↓

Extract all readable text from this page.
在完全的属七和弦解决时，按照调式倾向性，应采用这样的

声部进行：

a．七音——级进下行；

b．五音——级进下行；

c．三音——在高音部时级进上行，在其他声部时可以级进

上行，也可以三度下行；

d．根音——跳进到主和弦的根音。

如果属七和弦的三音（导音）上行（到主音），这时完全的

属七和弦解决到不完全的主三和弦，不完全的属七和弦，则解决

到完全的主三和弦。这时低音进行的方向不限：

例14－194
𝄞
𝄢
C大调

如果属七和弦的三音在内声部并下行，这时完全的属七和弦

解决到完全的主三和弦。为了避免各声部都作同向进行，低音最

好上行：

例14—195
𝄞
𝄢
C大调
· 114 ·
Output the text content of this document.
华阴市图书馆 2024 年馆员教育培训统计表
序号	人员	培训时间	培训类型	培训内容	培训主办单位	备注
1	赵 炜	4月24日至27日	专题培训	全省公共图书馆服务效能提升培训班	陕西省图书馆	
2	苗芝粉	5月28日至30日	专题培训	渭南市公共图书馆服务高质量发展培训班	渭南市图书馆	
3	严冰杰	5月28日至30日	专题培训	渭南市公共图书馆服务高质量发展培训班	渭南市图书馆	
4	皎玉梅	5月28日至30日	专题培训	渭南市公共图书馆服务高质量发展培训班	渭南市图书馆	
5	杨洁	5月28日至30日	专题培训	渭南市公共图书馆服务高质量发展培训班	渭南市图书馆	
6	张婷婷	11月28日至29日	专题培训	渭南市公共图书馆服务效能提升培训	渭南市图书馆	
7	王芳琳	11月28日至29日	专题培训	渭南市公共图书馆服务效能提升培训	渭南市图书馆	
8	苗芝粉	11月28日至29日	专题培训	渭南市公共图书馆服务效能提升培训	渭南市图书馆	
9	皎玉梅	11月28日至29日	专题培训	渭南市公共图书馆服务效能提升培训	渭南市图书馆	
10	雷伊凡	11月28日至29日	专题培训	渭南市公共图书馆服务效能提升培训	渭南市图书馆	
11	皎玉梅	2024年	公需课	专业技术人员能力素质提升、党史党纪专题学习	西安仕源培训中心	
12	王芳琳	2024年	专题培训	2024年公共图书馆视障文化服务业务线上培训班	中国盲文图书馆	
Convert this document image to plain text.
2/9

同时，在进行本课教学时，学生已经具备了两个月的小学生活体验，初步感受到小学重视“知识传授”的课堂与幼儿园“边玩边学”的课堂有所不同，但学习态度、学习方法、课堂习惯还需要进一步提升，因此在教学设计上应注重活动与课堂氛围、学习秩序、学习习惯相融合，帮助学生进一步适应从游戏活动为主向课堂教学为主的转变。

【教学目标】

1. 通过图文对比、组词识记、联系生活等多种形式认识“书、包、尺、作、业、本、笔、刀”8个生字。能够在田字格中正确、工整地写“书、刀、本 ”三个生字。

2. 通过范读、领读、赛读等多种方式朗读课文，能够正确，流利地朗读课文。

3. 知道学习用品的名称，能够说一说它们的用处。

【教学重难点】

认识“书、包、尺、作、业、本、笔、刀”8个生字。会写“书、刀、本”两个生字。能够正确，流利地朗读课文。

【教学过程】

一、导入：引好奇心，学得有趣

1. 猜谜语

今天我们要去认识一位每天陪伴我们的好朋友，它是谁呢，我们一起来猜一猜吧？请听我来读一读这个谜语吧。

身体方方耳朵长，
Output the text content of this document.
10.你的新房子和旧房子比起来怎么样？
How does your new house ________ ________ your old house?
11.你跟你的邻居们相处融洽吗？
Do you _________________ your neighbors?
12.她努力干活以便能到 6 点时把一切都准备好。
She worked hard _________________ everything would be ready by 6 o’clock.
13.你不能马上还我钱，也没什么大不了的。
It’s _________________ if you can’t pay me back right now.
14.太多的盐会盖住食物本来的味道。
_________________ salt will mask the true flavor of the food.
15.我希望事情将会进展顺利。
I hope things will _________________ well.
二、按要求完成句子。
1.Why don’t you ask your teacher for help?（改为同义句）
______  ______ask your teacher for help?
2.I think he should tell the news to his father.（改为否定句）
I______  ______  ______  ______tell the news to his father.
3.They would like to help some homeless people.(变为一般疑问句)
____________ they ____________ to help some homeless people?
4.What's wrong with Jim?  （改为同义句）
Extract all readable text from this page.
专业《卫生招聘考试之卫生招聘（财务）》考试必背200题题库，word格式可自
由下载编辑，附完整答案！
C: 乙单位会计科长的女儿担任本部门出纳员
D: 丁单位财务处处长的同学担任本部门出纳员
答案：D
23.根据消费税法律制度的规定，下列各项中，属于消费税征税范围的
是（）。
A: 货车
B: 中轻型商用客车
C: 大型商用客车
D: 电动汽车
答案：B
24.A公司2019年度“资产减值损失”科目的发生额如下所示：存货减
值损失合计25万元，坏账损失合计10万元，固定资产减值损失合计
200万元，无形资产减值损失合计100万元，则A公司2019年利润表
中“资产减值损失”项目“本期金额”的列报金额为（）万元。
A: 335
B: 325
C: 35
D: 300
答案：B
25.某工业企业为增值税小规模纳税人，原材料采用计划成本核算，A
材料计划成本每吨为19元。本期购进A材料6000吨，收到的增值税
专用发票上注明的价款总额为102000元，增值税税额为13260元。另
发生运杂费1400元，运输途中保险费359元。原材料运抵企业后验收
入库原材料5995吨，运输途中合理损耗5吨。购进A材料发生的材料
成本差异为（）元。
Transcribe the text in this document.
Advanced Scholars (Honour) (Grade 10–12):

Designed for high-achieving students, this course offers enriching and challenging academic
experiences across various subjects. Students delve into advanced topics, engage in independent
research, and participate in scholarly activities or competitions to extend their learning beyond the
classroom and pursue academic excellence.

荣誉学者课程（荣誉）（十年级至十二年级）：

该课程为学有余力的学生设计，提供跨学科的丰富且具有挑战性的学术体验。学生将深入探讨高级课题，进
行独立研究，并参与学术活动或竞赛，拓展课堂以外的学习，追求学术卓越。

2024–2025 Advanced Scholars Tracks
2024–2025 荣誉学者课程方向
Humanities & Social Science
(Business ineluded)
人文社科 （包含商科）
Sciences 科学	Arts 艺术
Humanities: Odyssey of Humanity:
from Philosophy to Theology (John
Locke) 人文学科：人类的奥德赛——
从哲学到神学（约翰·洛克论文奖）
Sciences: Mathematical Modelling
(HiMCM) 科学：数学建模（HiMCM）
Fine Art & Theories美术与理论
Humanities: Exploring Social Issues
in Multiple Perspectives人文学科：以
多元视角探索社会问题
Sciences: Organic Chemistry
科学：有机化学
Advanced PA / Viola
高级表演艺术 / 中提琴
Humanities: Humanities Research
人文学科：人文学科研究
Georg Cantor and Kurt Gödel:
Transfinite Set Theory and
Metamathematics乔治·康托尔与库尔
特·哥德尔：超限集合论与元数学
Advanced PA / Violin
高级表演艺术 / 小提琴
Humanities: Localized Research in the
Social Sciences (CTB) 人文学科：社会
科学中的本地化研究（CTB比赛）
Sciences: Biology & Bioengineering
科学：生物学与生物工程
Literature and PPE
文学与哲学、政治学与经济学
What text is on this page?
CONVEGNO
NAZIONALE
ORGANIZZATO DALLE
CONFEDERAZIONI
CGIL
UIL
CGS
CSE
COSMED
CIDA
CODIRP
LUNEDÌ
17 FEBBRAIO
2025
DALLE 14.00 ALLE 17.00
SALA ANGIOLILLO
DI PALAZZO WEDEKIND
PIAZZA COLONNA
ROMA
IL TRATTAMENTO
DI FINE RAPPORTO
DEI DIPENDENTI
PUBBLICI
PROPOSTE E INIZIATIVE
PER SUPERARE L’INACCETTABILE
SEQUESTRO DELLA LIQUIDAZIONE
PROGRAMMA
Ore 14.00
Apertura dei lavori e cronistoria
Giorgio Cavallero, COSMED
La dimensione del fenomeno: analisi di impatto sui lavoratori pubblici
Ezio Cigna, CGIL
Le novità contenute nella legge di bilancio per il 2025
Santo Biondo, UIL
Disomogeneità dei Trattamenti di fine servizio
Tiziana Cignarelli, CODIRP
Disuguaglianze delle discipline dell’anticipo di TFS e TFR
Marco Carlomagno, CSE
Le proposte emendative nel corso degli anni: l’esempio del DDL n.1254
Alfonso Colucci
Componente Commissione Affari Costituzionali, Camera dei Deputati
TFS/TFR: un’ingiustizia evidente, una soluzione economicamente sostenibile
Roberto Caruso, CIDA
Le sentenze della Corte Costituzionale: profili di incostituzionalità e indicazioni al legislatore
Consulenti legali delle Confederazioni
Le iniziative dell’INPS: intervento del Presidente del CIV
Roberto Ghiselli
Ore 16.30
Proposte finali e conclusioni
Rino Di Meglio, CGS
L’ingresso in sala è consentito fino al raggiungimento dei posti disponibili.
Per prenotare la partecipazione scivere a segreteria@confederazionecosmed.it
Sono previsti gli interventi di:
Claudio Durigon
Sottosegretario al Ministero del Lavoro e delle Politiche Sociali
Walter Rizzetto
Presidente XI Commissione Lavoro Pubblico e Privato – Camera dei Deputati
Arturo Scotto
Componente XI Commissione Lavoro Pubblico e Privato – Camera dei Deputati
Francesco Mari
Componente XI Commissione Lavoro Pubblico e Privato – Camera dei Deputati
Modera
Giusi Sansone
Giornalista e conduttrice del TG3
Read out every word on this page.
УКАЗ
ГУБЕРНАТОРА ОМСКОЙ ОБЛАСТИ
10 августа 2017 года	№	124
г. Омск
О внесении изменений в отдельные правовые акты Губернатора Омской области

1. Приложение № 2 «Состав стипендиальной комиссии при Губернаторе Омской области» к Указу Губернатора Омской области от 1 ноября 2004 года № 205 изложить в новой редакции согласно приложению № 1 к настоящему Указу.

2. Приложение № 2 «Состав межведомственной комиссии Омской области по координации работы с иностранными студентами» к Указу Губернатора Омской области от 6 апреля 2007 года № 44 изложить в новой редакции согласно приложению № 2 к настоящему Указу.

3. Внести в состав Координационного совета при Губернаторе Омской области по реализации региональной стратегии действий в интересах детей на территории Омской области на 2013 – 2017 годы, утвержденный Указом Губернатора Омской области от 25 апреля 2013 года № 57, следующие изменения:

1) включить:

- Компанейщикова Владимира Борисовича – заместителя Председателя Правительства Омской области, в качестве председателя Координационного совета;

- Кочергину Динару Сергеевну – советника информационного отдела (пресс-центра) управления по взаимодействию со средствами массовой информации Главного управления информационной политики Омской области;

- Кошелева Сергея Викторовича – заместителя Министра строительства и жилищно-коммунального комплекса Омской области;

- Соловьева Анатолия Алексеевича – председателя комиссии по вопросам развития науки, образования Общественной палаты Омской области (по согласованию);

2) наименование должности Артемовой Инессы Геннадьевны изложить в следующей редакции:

↑

The problem:
Every line containing the string "Camera" must be listed.

Response to this task:
Componente Commissione Affari Costituzionali, Camera dei Deputati
Presidente XI Commissione Lavoro Pubblico e Privato – Camera dei Deputati
Componente XI Commissione Lavoro Pubblico e Privato – Camera dei Deputati
Componente XI Commissione Lavoro Pubblico e Privato – Camera dei Deputati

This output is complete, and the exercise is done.